== Directions for this task ==
Copy every entry exactly as given, minus the images.

== Records ==
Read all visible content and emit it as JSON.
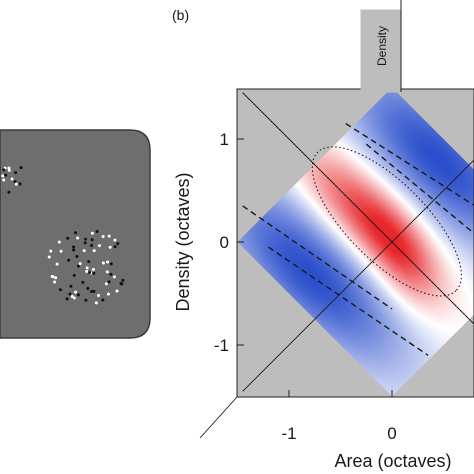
{
  "panel_label": "(b)",
  "chart_data": {
    "type": "heatmap",
    "xlabel": "Area (octaves)",
    "ylabel": "Density (octaves)",
    "rotated_axis_label": "Density",
    "xlim": [
      -1.45,
      1.2
    ],
    "ylim": [
      -1.45,
      1.45
    ],
    "x_ticks": [
      -1,
      0
    ],
    "x_tick_labels": [
      "-1",
      "0"
    ],
    "y_ticks": [
      1,
      0,
      -1
    ],
    "y_tick_labels": [
      "1",
      "0",
      "-1"
    ],
    "domain_diamond_half_width": 1.5,
    "colors": {
      "background": "#bdbdbd",
      "positive": "#e8262b",
      "negative": "#1f45c9",
      "neutral": "#ffffff",
      "stimulus_panel": "#6e6e6e"
    },
    "blobs": [
      {
        "kind": "positive",
        "x": -0.3,
        "y": 0.3,
        "sx": 0.55,
        "sy": 0.22,
        "angle_deg": -45,
        "amp": 0.85
      },
      {
        "kind": "positive",
        "x": 0.1,
        "y": -0.15,
        "sx": 0.4,
        "sy": 0.2,
        "angle_deg": -60,
        "amp": 0.6
      },
      {
        "kind": "negative",
        "x": 0.45,
        "y": 0.8,
        "sx": 0.9,
        "sy": 0.35,
        "angle_deg": -45,
        "amp": 0.95
      },
      {
        "kind": "negative",
        "x": -0.8,
        "y": -0.3,
        "sx": 0.9,
        "sy": 0.35,
        "angle_deg": -45,
        "amp": 0.95
      }
    ],
    "contours": [
      {
        "style": "dotted",
        "cx": -0.05,
        "cy": 0.2,
        "rx": 0.95,
        "ry": 0.38,
        "angle_deg": -45
      },
      {
        "style": "dashed",
        "x1": -0.45,
        "y1": 1.15,
        "x2": 1.2,
        "y2": 0.1
      },
      {
        "style": "dashed",
        "x1": -1.45,
        "y1": 0.35,
        "x2": 0.0,
        "y2": -0.65
      },
      {
        "style": "dashed",
        "x1": -0.25,
        "y1": 0.95,
        "x2": 1.2,
        "y2": -0.25
      },
      {
        "style": "dashed",
        "x1": -1.2,
        "y1": -0.05,
        "x2": 0.35,
        "y2": -1.1
      }
    ],
    "reference_lines": [
      {
        "style": "solid",
        "x1": -1.45,
        "y1": -1.45,
        "x2": 1.2,
        "y2": 1.2
      },
      {
        "style": "solid",
        "x1": -1.45,
        "y1": 1.45,
        "x2": 1.2,
        "y2": -1.2
      },
      {
        "style": "dotted",
        "x1": -1.45,
        "y1": 1.45,
        "x2": 1.2,
        "y2": -1.2
      }
    ]
  }
}
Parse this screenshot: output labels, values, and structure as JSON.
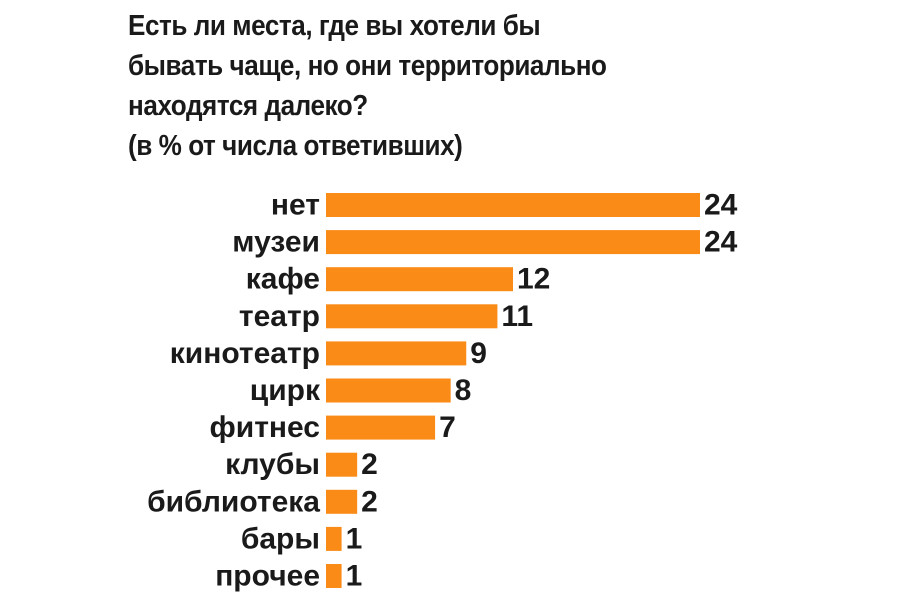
{
  "chart_data": {
    "type": "bar",
    "orientation": "horizontal",
    "title_lines": [
      "Есть ли места, где вы хотели бы",
      "бывать чаще, но они территориально",
      "находятся далеко?",
      "(в % от числа ответивших)"
    ],
    "categories": [
      "нет",
      "музеи",
      "кафе",
      "театр",
      "кинотеатр",
      "цирк",
      "фитнес",
      "клубы",
      "библиотека",
      "бары",
      "прочее"
    ],
    "values": [
      24,
      24,
      12,
      11,
      9,
      8,
      7,
      2,
      2,
      1,
      1
    ],
    "value_labels": [
      "24",
      "24",
      "12",
      "11",
      "9",
      "8",
      "7",
      "2",
      "2",
      "1",
      "1"
    ],
    "bar_color": "#fb8b17",
    "xlim": [
      0,
      24
    ],
    "grid": false,
    "legend": "none"
  }
}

== Solution ==
Read all visible content and emit it as JSON.
{
  "panel_label": "(b)",
  "chart_data": {
    "type": "heatmap",
    "xlabel": "Area (octaves)",
    "ylabel": "Density (octaves)",
    "rotated_axis_label": "Density",
    "xlim": [
      -1.45,
      1.2
    ],
    "ylim": [
      -1.45,
      1.45
    ],
    "x_ticks": [
      -1,
      0
    ],
    "x_tick_labels": [
      "-1",
      "0"
    ],
    "y_ticks": [
      1,
      0,
      -1
    ],
    "y_tick_labels": [
      "1",
      "0",
      "-1"
    ],
    "domain_diamond_half_width": 1.5,
    "colors": {
      "background": "#bdbdbd",
      "positive": "#e8262b",
      "negative": "#1f45c9",
      "neutral": "#ffffff",
      "stimulus_panel": "#6e6e6e"
    },
    "blobs": [
      {
        "kind": "positive",
        "x": -0.3,
        "y": 0.3,
        "sx": 0.55,
        "sy": 0.22,
        "angle_deg": -45,
        "amp": 0.85
      },
      {
        "kind": "positive",
        "x": 0.1,
        "y": -0.15,
        "sx": 0.4,
        "sy": 0.2,
        "angle_deg": -60,
        "amp": 0.6
      },
      {
        "kind": "negative",
        "x": 0.45,
        "y": 0.8,
        "sx": 0.9,
        "sy": 0.35,
        "angle_deg": -45,
        "amp": 0.95
      },
      {
        "kind": "negative",
        "x": -0.8,
        "y": -0.3,
        "sx": 0.9,
        "sy": 0.35,
        "angle_deg": -45,
        "amp": 0.95
      }
    ],
    "contours": [
      {
        "style": "dotted",
        "cx": -0.05,
        "cy": 0.2,
        "rx": 0.95,
        "ry": 0.38,
        "angle_deg": -45
      },
      {
        "style": "dashed",
        "x1": -0.45,
        "y1": 1.15,
        "x2": 1.2,
        "y2": 0.1
      },
      {
        "style": "dashed",
        "x1": -1.45,
        "y1": 0.35,
        "x2": 0.0,
        "y2": -0.65
      },
      {
        "style": "dashed",
        "x1": -0.25,
        "y1": 0.95,
        "x2": 1.2,
        "y2": -0.25
      },
      {
        "style": "dashed",
        "x1": -1.2,
        "y1": -0.05,
        "x2": 0.35,
        "y2": -1.1
      }
    ],
    "reference_lines": [
      {
        "style": "solid",
        "x1": -1.45,
        "y1": -1.45,
        "x2": 1.2,
        "y2": 1.2
      },
      {
        "style": "solid",
        "x1": -1.45,
        "y1": 1.45,
        "x2": 1.2,
        "y2": -1.2
      },
      {
        "style": "dotted",
        "x1": -1.45,
        "y1": 1.45,
        "x2": 1.2,
        "y2": -1.2
      }
    ]
  }
}
Parse this screenshot: output labels, values, and structure as JSON.
{
  "chart_data": {
    "type": "bar",
    "orientation": "horizontal",
    "title_lines": [
      "Есть ли места, где вы хотели бы",
      "бывать чаще, но они территориально",
      "находятся далеко?",
      "(в % от числа ответивших)"
    ],
    "categories": [
      "нет",
      "музеи",
      "кафе",
      "театр",
      "кинотеатр",
      "цирк",
      "фитнес",
      "клубы",
      "библиотека",
      "бары",
      "прочее"
    ],
    "values": [
      24,
      24,
      12,
      11,
      9,
      8,
      7,
      2,
      2,
      1,
      1
    ],
    "value_labels": [
      "24",
      "24",
      "12",
      "11",
      "9",
      "8",
      "7",
      "2",
      "2",
      "1",
      "1"
    ],
    "bar_color": "#fb8b17",
    "xlim": [
      0,
      24
    ],
    "grid": false,
    "legend": "none"
  }
}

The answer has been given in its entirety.